PROBLEM STATEMENT: Reproduce each line from the records that holds "Bypass".

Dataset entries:

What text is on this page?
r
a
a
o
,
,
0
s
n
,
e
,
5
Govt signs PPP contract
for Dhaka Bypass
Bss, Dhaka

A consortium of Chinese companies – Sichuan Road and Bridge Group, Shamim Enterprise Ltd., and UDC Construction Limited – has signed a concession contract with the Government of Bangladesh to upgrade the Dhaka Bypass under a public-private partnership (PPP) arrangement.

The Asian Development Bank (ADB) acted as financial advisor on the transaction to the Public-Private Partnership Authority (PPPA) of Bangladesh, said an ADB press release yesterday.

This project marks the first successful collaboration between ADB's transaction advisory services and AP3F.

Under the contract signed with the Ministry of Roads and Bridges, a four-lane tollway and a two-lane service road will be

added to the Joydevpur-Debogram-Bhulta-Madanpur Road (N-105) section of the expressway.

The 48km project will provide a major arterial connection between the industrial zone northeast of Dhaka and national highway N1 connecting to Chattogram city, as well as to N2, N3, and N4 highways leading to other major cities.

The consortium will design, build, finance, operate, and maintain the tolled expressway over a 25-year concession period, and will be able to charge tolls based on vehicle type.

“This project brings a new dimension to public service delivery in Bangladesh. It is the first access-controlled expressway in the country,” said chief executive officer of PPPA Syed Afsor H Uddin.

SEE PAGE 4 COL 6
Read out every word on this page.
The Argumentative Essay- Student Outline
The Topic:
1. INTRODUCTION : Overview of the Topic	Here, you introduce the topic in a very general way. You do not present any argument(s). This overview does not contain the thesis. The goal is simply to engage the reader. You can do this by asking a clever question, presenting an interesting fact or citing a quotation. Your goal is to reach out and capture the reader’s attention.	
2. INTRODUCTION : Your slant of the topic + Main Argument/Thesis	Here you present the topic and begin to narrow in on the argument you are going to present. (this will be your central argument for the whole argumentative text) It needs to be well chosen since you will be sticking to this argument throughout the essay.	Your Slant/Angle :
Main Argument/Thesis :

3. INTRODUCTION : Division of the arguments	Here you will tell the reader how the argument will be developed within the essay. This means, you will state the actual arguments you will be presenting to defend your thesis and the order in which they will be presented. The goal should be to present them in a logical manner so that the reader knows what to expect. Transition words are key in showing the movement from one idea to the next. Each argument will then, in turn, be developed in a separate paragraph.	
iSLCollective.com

WRITTEN REPLY:
for Dhaka Bypass
A consortium of Chinese companies – Sichuan Road and Bridge Group, Shamim Enterprise Ltd., and UDC Construction Limited – has signed a concession contract with the Government of Bangladesh to upgrade the Dhaka Bypass under a public-private partnership (PPP) arrangement.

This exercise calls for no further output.